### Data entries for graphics
__________

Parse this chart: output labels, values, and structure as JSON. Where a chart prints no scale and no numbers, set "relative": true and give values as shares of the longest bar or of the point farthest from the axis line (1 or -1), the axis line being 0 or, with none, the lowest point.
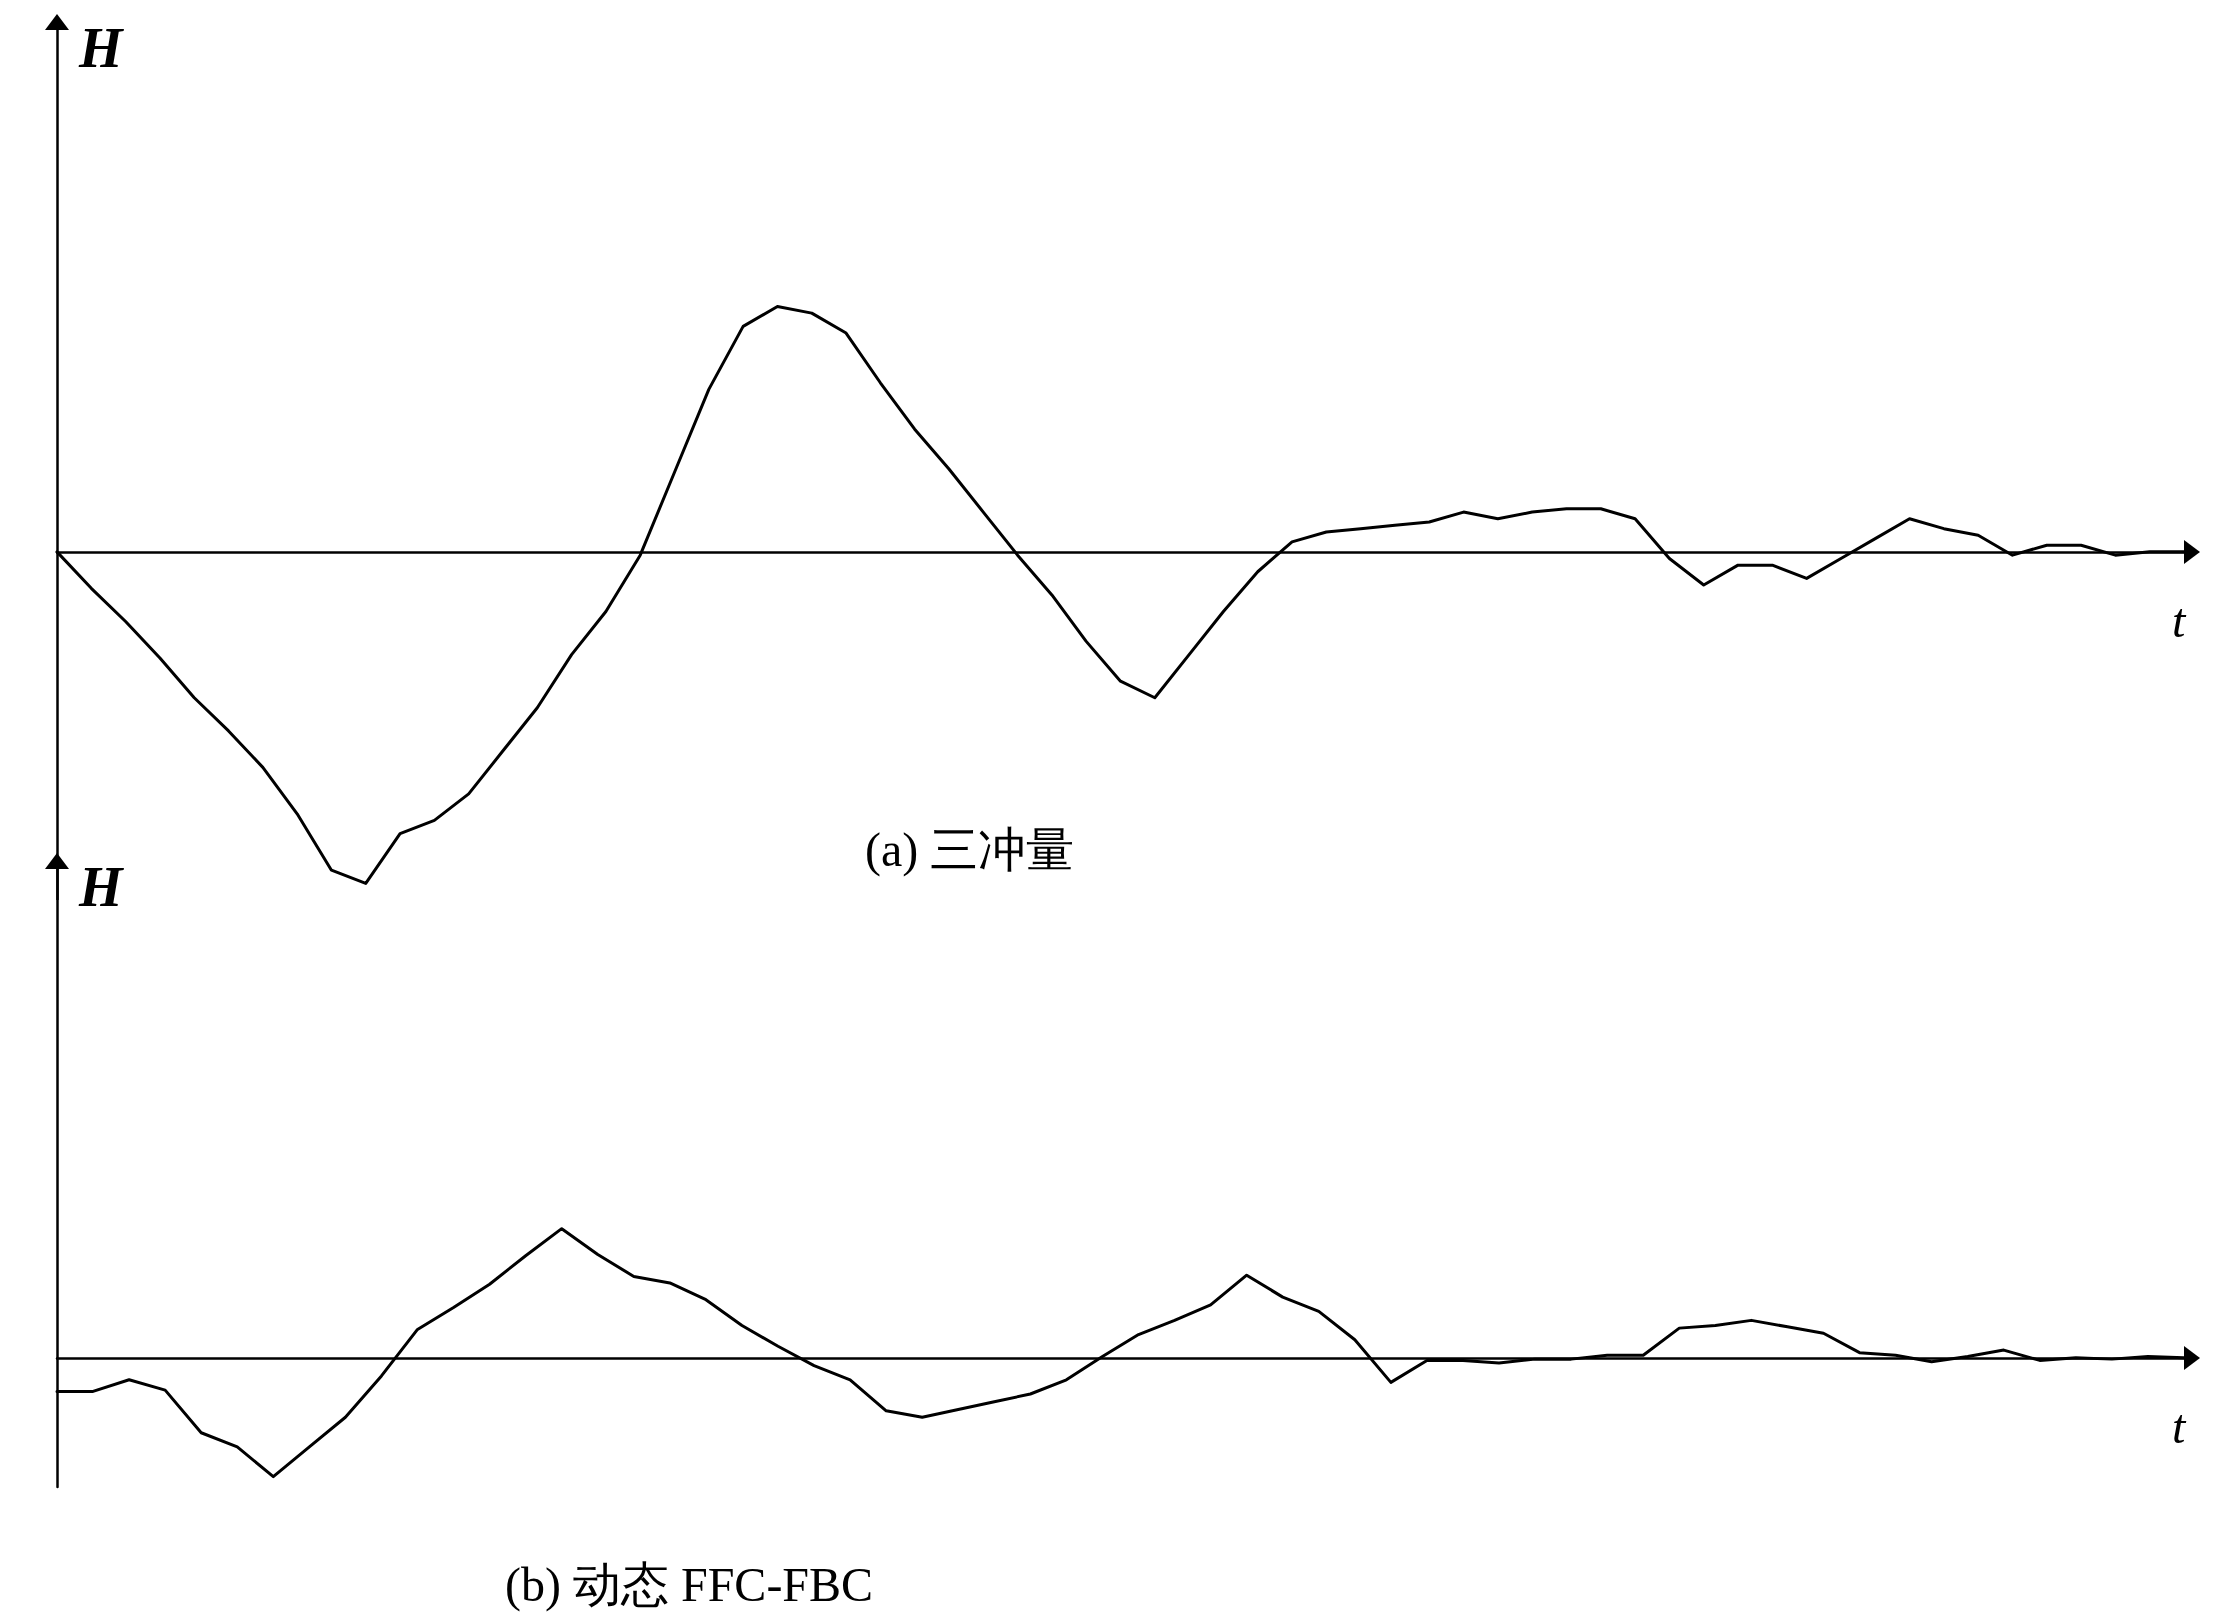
{
  "chart_data": [
    {
      "type": "line",
      "title": "(a) 三冲量",
      "ylabel": "H",
      "xlabel": "t",
      "relative": true,
      "marker": "none",
      "line_style": "solid",
      "categories": [
        null,
        null,
        null,
        null,
        null,
        null,
        null,
        null,
        null,
        null,
        null,
        null,
        null,
        null,
        null,
        null,
        null,
        null,
        null,
        null,
        null,
        null,
        null,
        null,
        null,
        null,
        null,
        null,
        null,
        null,
        null,
        null,
        null,
        null,
        null,
        null,
        null,
        null,
        null,
        null,
        null,
        null,
        null,
        null,
        null,
        null,
        null,
        null,
        null,
        null,
        null,
        null,
        null,
        null,
        null,
        null,
        null,
        null,
        null,
        null,
        null,
        null,
        null
      ],
      "series": [
        {
          "color": "#000000",
          "values": [
            0,
            -0.11,
            -0.21,
            -0.32,
            -0.44,
            -0.54,
            -0.65,
            -0.79,
            -0.96,
            -1,
            -0.85,
            -0.81,
            -0.73,
            -0.6,
            -0.47,
            -0.31,
            -0.18,
            -0.01,
            0.24,
            0.49,
            0.68,
            0.74,
            0.72,
            0.66,
            0.51,
            0.37,
            0.25,
            0.12,
            -0.01,
            -0.13,
            -0.27,
            -0.39,
            -0.44,
            -0.31,
            -0.18,
            -0.06,
            0.03,
            0.06,
            0.07,
            0.08,
            0.09,
            0.12,
            0.1,
            0.12,
            0.13,
            0.13,
            0.1,
            -0.02,
            -0.1,
            -0.04,
            -0.04,
            -0.08,
            -0.02,
            0.04,
            0.1,
            0.07,
            0.05,
            -0.01,
            0.02,
            0.02,
            -0.01,
            0,
            0
          ]
        }
      ]
    },
    {
      "type": "line",
      "title": "(b) 动态 FFC-FBC",
      "ylabel": "H",
      "xlabel": "t",
      "relative": true,
      "marker": "none",
      "line_style": "solid",
      "categories": [
        null,
        null,
        null,
        null,
        null,
        null,
        null,
        null,
        null,
        null,
        null,
        null,
        null,
        null,
        null,
        null,
        null,
        null,
        null,
        null,
        null,
        null,
        null,
        null,
        null,
        null,
        null,
        null,
        null,
        null,
        null,
        null,
        null,
        null,
        null,
        null,
        null,
        null,
        null,
        null,
        null,
        null,
        null,
        null,
        null,
        null,
        null,
        null,
        null,
        null,
        null,
        null,
        null,
        null,
        null,
        null,
        null,
        null,
        null,
        null
      ],
      "series": [
        {
          "color": "#000000",
          "values": [
            -0.26,
            -0.26,
            -0.17,
            -0.25,
            -0.58,
            -0.69,
            -0.92,
            -0.69,
            -0.46,
            -0.14,
            0.22,
            0.39,
            0.57,
            0.79,
            1,
            0.8,
            0.63,
            0.58,
            0.45,
            0.25,
            0.09,
            -0.06,
            -0.17,
            -0.41,
            -0.46,
            -0.4,
            -0.34,
            -0.28,
            -0.17,
            0.01,
            0.18,
            0.29,
            0.41,
            0.64,
            0.47,
            0.36,
            0.14,
            -0.19,
            -0.02,
            -0.02,
            -0.04,
            -0.01,
            -0.01,
            0.02,
            0.02,
            0.23,
            0.25,
            0.29,
            0.24,
            0.19,
            0.04,
            0.02,
            -0.03,
            0.01,
            0.06,
            -0.02,
            0,
            -0.01,
            0.01,
            0
          ]
        }
      ]
    }
  ]
}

__________

### TASK
Leave out the pictures and give the listing above again exactly.

### EXERCISE SOLUTION
Parse this chart: output labels, values, and structure as JSON. Where a chart prints no scale and no numbers, set "relative": true and give values as shares of the longest bar or of the point farthest from the axis line (1 or -1), the axis line being 0 or, with none, the lowest point.
{
  "chart_data": [
    {
      "type": "line",
      "title": "(a) 三冲量",
      "ylabel": "H",
      "xlabel": "t",
      "relative": true,
      "marker": "none",
      "line_style": "solid",
      "categories": [
        null,
        null,
        null,
        null,
        null,
        null,
        null,
        null,
        null,
        null,
        null,
        null,
        null,
        null,
        null,
        null,
        null,
        null,
        null,
        null,
        null,
        null,
        null,
        null,
        null,
        null,
        null,
        null,
        null,
        null,
        null,
        null,
        null,
        null,
        null,
        null,
        null,
        null,
        null,
        null,
        null,
        null,
        null,
        null,
        null,
        null,
        null,
        null,
        null,
        null,
        null,
        null,
        null,
        null,
        null,
        null,
        null,
        null,
        null,
        null,
        null,
        null,
        null
      ],
      "series": [
        {
          "color": "#000000",
          "values": [
            0,
            -0.11,
            -0.21,
            -0.32,
            -0.44,
            -0.54,
            -0.65,
            -0.79,
            -0.96,
            -1,
            -0.85,
            -0.81,
            -0.73,
            -0.6,
            -0.47,
            -0.31,
            -0.18,
            -0.01,
            0.24,
            0.49,
            0.68,
            0.74,
            0.72,
            0.66,
            0.51,
            0.37,
            0.25,
            0.12,
            -0.01,
            -0.13,
            -0.27,
            -0.39,
            -0.44,
            -0.31,
            -0.18,
            -0.06,
            0.03,
            0.06,
            0.07,
            0.08,
            0.09,
            0.12,
            0.1,
            0.12,
            0.13,
            0.13,
            0.1,
            -0.02,
            -0.1,
            -0.04,
            -0.04,
            -0.08,
            -0.02,
            0.04,
            0.1,
            0.07,
            0.05,
            -0.01,
            0.02,
            0.02,
            -0.01,
            0,
            0
          ]
        }
      ]
    },
    {
      "type": "line",
      "title": "(b) 动态 FFC-FBC",
      "ylabel": "H",
      "xlabel": "t",
      "relative": true,
      "marker": "none",
      "line_style": "solid",
      "categories": [
        null,
        null,
        null,
        null,
        null,
        null,
        null,
        null,
        null,
        null,
        null,
        null,
        null,
        null,
        null,
        null,
        null,
        null,
        null,
        null,
        null,
        null,
        null,
        null,
        null,
        null,
        null,
        null,
        null,
        null,
        null,
        null,
        null,
        null,
        null,
        null,
        null,
        null,
        null,
        null,
        null,
        null,
        null,
        null,
        null,
        null,
        null,
        null,
        null,
        null,
        null,
        null,
        null,
        null,
        null,
        null,
        null,
        null,
        null,
        null
      ],
      "series": [
        {
          "color": "#000000",
          "values": [
            -0.26,
            -0.26,
            -0.17,
            -0.25,
            -0.58,
            -0.69,
            -0.92,
            -0.69,
            -0.46,
            -0.14,
            0.22,
            0.39,
            0.57,
            0.79,
            1,
            0.8,
            0.63,
            0.58,
            0.45,
            0.25,
            0.09,
            -0.06,
            -0.17,
            -0.41,
            -0.46,
            -0.4,
            -0.34,
            -0.28,
            -0.17,
            0.01,
            0.18,
            0.29,
            0.41,
            0.64,
            0.47,
            0.36,
            0.14,
            -0.19,
            -0.02,
            -0.02,
            -0.04,
            -0.01,
            -0.01,
            0.02,
            0.02,
            0.23,
            0.25,
            0.29,
            0.24,
            0.19,
            0.04,
            0.02,
            -0.03,
            0.01,
            0.06,
            -0.02,
            0,
            -0.01,
            0.01,
            0
          ]
        }
      ]
    }
  ]
}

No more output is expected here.